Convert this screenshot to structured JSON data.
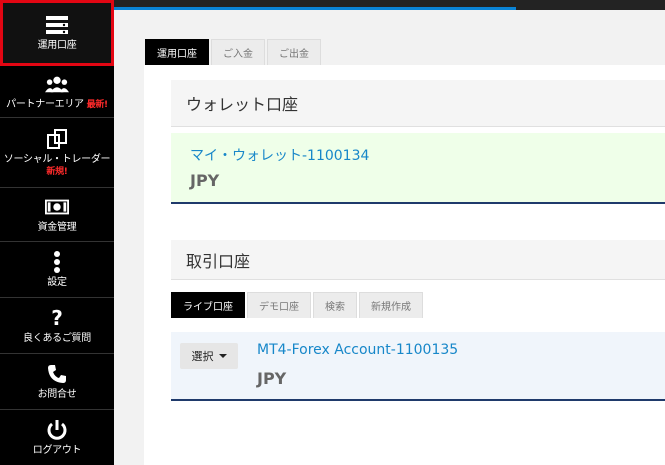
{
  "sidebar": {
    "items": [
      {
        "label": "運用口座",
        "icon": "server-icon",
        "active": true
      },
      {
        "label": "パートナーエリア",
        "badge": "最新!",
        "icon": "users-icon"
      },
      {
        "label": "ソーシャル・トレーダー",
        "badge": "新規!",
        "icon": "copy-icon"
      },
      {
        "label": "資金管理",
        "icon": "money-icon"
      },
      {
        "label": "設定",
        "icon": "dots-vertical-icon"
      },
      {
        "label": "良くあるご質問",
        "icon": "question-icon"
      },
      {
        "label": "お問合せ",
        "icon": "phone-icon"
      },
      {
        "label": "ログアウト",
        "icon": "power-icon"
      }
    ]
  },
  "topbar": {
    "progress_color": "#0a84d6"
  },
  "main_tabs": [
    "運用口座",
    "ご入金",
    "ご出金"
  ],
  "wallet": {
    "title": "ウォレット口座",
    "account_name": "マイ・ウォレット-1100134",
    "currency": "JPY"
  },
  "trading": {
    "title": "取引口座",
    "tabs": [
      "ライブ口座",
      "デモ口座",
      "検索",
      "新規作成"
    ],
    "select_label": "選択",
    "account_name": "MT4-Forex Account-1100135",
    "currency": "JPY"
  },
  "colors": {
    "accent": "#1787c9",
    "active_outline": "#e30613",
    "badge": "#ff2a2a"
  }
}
==
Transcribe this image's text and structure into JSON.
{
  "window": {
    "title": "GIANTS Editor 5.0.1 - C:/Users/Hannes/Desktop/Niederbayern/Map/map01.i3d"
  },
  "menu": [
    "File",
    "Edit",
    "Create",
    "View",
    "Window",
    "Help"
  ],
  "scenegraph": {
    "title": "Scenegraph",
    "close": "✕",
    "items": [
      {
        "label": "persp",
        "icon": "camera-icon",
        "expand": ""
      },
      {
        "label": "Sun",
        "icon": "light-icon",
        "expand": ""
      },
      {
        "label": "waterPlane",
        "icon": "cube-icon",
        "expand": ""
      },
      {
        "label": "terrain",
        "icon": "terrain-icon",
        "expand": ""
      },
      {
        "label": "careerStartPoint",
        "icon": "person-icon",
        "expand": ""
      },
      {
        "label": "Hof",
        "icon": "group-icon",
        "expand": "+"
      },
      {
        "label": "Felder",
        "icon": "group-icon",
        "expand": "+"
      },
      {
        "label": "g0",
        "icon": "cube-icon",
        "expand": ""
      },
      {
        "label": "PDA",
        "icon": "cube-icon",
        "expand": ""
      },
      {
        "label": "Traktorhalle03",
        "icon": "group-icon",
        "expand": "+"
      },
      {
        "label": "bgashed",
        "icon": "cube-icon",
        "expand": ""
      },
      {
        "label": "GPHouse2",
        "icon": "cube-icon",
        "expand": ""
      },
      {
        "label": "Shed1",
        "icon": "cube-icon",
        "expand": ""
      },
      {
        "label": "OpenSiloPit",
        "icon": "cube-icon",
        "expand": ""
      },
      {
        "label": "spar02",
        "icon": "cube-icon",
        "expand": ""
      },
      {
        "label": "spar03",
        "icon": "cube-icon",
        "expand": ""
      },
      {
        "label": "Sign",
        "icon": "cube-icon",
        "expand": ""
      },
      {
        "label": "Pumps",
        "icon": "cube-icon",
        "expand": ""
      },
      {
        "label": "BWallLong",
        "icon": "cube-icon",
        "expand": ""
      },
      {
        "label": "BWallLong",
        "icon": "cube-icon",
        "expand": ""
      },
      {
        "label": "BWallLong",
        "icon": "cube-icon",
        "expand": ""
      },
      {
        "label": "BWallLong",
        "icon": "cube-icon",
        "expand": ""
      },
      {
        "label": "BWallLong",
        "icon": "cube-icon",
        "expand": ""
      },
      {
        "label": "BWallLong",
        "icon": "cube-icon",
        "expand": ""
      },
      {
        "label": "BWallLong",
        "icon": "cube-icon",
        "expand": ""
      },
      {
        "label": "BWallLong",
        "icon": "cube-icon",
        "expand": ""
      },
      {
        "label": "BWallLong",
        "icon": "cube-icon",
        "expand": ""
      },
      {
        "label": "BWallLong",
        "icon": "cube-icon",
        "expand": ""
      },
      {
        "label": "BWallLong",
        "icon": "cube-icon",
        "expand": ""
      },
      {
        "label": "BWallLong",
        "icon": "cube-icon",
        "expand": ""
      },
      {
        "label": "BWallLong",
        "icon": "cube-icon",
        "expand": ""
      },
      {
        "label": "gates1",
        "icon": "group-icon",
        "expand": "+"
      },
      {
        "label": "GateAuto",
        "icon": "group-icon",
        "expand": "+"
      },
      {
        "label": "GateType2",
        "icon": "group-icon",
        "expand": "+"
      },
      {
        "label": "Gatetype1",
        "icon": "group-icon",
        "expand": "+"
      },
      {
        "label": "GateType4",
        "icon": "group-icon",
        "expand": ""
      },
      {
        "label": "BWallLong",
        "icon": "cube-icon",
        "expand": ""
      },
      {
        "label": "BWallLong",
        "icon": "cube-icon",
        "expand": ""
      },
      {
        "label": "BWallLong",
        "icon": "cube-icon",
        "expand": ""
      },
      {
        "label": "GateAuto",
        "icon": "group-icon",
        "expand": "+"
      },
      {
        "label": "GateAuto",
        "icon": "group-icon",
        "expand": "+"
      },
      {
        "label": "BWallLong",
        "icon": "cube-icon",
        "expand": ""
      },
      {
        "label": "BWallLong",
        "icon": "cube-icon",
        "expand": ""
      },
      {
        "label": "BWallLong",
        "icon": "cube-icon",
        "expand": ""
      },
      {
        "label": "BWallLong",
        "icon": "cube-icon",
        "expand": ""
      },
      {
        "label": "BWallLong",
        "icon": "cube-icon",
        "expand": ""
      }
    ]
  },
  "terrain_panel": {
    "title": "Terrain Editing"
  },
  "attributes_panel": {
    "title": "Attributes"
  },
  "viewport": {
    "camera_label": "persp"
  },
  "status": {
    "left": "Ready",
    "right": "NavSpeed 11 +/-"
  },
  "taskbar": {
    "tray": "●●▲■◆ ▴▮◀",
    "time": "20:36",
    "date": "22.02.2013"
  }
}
--
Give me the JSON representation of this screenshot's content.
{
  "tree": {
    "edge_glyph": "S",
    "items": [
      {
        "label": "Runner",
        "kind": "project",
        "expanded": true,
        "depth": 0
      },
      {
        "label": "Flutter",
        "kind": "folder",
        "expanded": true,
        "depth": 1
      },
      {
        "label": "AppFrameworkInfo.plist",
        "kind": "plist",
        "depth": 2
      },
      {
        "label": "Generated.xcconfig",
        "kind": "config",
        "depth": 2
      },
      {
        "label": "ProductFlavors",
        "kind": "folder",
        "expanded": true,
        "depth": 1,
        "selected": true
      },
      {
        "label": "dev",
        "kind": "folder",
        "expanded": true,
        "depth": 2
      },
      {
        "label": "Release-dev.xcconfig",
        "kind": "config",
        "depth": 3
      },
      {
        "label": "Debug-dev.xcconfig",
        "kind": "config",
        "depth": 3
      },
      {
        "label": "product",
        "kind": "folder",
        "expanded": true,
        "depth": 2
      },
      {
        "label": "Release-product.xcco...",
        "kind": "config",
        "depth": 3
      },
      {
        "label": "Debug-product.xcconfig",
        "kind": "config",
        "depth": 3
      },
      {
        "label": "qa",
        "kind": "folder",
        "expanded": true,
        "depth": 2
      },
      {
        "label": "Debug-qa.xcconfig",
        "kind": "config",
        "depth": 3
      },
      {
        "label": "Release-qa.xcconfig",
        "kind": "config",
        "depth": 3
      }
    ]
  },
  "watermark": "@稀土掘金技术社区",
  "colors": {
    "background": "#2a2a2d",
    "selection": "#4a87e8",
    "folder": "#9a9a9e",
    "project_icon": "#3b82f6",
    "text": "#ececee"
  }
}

WRITTEN REQUEST: Work out the number of lines above that include the string "Release" and write only that number.

FINAL RESULT: 3